* **Records for the exercise**
________________

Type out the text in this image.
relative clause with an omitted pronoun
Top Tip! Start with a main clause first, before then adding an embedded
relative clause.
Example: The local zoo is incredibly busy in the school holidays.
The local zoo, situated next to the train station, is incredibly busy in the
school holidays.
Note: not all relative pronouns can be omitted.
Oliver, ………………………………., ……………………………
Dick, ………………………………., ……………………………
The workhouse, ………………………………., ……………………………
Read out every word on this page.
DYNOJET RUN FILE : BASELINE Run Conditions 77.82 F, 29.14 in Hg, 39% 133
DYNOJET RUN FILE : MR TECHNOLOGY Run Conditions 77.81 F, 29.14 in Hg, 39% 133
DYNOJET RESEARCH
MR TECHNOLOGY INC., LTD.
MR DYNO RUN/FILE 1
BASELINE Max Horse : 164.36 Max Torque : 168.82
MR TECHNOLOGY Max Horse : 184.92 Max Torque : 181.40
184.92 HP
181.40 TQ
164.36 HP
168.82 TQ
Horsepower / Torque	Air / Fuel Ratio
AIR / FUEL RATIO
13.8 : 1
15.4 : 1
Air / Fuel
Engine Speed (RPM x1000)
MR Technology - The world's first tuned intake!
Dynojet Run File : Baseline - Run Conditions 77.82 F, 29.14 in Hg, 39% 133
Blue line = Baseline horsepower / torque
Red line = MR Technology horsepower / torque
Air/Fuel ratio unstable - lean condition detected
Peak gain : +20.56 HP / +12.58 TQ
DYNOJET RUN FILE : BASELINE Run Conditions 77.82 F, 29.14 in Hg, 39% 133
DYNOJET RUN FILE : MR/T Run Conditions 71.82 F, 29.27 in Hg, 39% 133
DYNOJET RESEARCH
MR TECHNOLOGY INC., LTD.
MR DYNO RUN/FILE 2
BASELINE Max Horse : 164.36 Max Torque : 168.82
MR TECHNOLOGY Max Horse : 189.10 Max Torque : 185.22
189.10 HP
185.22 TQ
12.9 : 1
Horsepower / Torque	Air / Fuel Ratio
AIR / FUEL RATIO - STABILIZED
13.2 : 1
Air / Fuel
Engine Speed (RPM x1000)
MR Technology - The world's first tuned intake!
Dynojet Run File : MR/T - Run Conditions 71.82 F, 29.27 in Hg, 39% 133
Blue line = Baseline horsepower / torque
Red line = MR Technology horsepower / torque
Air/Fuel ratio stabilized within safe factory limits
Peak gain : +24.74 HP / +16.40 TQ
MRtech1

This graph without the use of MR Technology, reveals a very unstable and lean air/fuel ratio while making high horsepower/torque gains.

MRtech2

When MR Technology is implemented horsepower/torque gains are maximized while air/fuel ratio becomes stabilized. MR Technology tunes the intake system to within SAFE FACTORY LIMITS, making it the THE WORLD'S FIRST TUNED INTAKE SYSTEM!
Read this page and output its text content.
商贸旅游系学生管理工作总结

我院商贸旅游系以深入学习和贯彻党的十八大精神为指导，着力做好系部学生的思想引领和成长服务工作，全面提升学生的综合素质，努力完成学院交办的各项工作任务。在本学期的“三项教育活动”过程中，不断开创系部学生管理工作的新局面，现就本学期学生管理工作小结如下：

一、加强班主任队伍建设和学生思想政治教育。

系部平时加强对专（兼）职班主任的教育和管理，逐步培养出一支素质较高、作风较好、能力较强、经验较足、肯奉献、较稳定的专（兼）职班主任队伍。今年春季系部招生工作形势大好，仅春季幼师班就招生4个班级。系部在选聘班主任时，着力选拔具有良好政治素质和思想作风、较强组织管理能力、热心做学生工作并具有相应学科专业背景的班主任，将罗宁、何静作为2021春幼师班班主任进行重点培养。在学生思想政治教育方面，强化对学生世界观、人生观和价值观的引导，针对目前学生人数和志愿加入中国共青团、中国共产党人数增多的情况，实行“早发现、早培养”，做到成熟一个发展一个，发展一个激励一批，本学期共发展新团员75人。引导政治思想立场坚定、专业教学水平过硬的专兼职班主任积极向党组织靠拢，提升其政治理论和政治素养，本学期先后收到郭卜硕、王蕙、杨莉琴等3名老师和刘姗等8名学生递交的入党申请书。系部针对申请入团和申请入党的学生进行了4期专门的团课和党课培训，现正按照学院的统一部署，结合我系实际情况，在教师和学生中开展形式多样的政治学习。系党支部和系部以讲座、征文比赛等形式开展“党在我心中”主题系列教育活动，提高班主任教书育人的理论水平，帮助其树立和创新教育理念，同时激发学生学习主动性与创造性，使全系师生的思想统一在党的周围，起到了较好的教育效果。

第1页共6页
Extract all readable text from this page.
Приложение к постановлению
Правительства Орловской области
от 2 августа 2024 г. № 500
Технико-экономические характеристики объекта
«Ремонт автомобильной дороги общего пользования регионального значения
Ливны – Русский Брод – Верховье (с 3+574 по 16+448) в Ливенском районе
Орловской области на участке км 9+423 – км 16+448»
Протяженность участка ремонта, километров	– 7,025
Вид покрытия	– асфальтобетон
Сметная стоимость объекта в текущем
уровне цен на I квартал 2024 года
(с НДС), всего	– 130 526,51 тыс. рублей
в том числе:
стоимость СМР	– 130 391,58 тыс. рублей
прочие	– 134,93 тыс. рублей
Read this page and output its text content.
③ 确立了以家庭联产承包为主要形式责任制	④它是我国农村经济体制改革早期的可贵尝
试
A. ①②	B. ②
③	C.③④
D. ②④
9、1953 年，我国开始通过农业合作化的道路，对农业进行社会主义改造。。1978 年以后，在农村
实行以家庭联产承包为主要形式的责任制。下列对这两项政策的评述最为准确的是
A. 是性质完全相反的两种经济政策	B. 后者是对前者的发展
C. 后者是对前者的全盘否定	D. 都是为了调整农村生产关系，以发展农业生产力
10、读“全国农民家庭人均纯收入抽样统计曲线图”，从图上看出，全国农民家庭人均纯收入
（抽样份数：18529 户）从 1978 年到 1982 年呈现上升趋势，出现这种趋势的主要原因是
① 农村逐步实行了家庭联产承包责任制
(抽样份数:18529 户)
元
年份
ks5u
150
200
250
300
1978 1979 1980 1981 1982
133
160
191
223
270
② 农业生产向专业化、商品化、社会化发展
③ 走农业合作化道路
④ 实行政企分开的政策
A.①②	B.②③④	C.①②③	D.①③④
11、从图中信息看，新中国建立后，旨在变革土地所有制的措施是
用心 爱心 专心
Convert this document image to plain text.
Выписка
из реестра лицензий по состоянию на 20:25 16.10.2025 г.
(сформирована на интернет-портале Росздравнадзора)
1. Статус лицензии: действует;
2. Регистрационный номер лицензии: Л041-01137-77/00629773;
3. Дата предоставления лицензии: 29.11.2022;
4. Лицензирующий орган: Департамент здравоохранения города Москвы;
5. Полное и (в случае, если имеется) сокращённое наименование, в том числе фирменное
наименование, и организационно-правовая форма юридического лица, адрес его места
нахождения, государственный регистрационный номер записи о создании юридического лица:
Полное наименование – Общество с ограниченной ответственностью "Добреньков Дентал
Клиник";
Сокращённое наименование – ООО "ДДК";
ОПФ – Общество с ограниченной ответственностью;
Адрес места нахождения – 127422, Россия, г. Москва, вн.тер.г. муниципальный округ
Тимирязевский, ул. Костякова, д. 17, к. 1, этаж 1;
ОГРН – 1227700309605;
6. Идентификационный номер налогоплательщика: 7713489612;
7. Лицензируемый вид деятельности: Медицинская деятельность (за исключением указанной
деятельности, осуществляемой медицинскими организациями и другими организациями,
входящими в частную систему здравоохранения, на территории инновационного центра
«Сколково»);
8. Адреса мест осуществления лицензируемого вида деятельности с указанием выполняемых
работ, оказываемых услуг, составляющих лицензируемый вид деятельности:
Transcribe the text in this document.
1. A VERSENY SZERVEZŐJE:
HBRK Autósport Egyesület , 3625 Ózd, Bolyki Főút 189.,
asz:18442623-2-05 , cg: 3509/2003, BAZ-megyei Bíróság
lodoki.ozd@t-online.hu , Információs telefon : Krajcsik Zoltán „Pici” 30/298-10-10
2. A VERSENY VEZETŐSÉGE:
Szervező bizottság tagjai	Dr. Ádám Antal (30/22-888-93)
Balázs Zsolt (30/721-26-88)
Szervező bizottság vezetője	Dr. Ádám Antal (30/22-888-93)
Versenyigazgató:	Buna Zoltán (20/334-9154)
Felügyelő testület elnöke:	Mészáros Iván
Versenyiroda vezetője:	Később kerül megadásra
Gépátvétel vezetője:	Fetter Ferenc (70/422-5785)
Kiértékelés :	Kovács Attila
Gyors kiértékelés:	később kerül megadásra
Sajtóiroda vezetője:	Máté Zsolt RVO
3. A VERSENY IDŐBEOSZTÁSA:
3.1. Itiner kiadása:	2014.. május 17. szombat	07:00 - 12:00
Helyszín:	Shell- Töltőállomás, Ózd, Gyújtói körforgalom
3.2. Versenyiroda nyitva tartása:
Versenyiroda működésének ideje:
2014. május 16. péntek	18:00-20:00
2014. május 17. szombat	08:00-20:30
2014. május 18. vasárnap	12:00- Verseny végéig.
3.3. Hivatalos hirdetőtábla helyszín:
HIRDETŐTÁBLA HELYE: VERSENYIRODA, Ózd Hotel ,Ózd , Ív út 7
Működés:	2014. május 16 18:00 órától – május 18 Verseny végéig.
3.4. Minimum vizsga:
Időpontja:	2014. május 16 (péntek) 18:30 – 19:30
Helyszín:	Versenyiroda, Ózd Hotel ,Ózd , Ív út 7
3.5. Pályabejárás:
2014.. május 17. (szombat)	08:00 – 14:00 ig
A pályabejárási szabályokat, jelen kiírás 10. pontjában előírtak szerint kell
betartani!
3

________________

* **Exercise prompt**
Determine how many lines of the listing hold the word "while" and reply with that figure alone.

* **Reply**
2